● THE PROBLEM:
Omit every picture while repeating the entries exactly.

● MATERIAL FOR THIS EXERCISE:
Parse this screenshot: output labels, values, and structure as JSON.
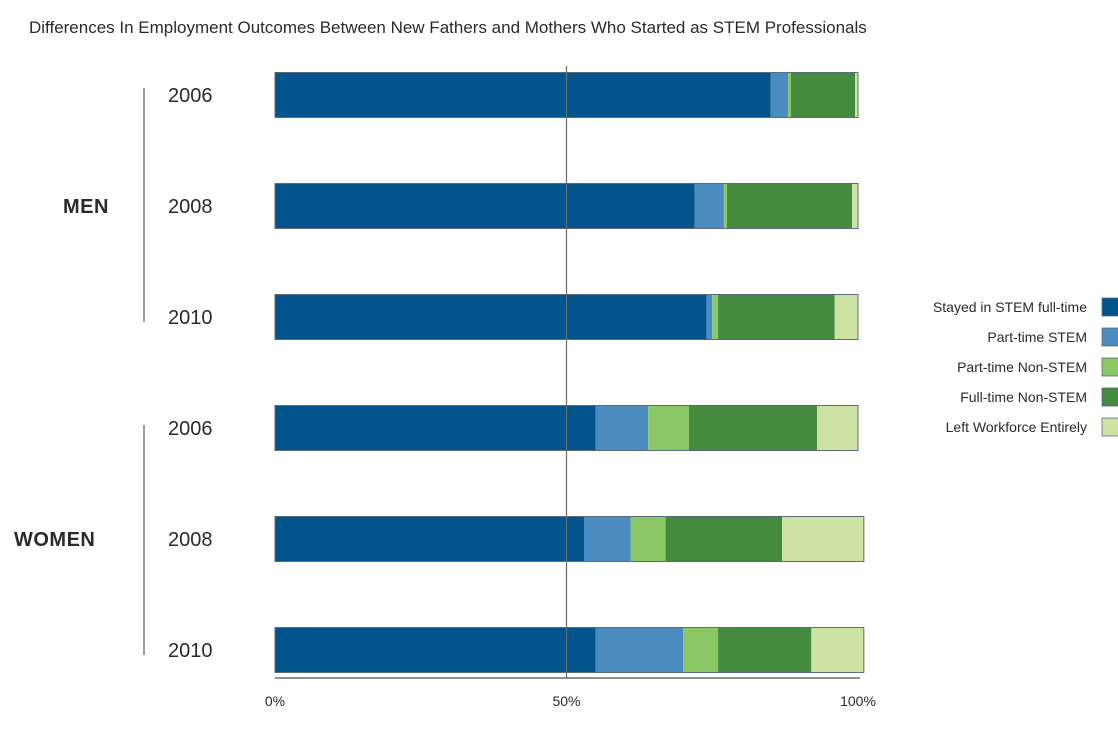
{
  "colors": {
    "stem_full": "#02548c",
    "stem_part": "#4a8cc0",
    "nonstem_part": "#8cc766",
    "nonstem_full": "#448b3f",
    "left": "#cce3a3",
    "bar_border": "#5d6b76",
    "axis": "#6b6b6b"
  },
  "chart_data": {
    "type": "bar",
    "orientation": "horizontal",
    "stacked": true,
    "title": "Differences In Employment Outcomes Between New Fathers and Mothers Who Started as STEM Professionals",
    "groups": [
      {
        "label": "MEN",
        "categories": [
          "2006",
          "2008",
          "2010"
        ]
      },
      {
        "label": "WOMEN",
        "categories": [
          "2006",
          "2008",
          "2010"
        ]
      }
    ],
    "series": [
      {
        "name": "Stayed in STEM full-time",
        "color": "#02548c",
        "values": [
          85,
          72,
          74,
          55,
          53,
          55
        ]
      },
      {
        "name": "Part-time STEM",
        "color": "#4a8cc0",
        "values": [
          3,
          5,
          1,
          9,
          8,
          15
        ]
      },
      {
        "name": "Part-time Non-STEM",
        "color": "#8cc766",
        "values": [
          0.5,
          0.5,
          1,
          7,
          6,
          6
        ]
      },
      {
        "name": "Full-time Non-STEM",
        "color": "#448b3f",
        "values": [
          11,
          21.5,
          20,
          22,
          20,
          16
        ]
      },
      {
        "name": "Left Workforce Entirely",
        "color": "#cce3a3",
        "values": [
          0.5,
          1,
          4,
          7,
          14,
          9
        ]
      }
    ],
    "xlim": [
      0,
      100
    ],
    "xticks": [
      "0%",
      "50%",
      "100%"
    ],
    "reference_line": 50,
    "legend_position": "right"
  }
}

● TASK RESULT:
Parse this screenshot: output labels, values, and structure as JSON.
{
  "colors": {
    "stem_full": "#02548c",
    "stem_part": "#4a8cc0",
    "nonstem_part": "#8cc766",
    "nonstem_full": "#448b3f",
    "left": "#cce3a3",
    "bar_border": "#5d6b76",
    "axis": "#6b6b6b"
  },
  "chart_data": {
    "type": "bar",
    "orientation": "horizontal",
    "stacked": true,
    "title": "Differences In Employment Outcomes Between New Fathers and Mothers Who Started as STEM Professionals",
    "groups": [
      {
        "label": "MEN",
        "categories": [
          "2006",
          "2008",
          "2010"
        ]
      },
      {
        "label": "WOMEN",
        "categories": [
          "2006",
          "2008",
          "2010"
        ]
      }
    ],
    "series": [
      {
        "name": "Stayed in STEM full-time",
        "color": "#02548c",
        "values": [
          85,
          72,
          74,
          55,
          53,
          55
        ]
      },
      {
        "name": "Part-time STEM",
        "color": "#4a8cc0",
        "values": [
          3,
          5,
          1,
          9,
          8,
          15
        ]
      },
      {
        "name": "Part-time Non-STEM",
        "color": "#8cc766",
        "values": [
          0.5,
          0.5,
          1,
          7,
          6,
          6
        ]
      },
      {
        "name": "Full-time Non-STEM",
        "color": "#448b3f",
        "values": [
          11,
          21.5,
          20,
          22,
          20,
          16
        ]
      },
      {
        "name": "Left Workforce Entirely",
        "color": "#cce3a3",
        "values": [
          0.5,
          1,
          4,
          7,
          14,
          9
        ]
      }
    ],
    "xlim": [
      0,
      100
    ],
    "xticks": [
      "0%",
      "50%",
      "100%"
    ],
    "reference_line": 50,
    "legend_position": "right"
  }
}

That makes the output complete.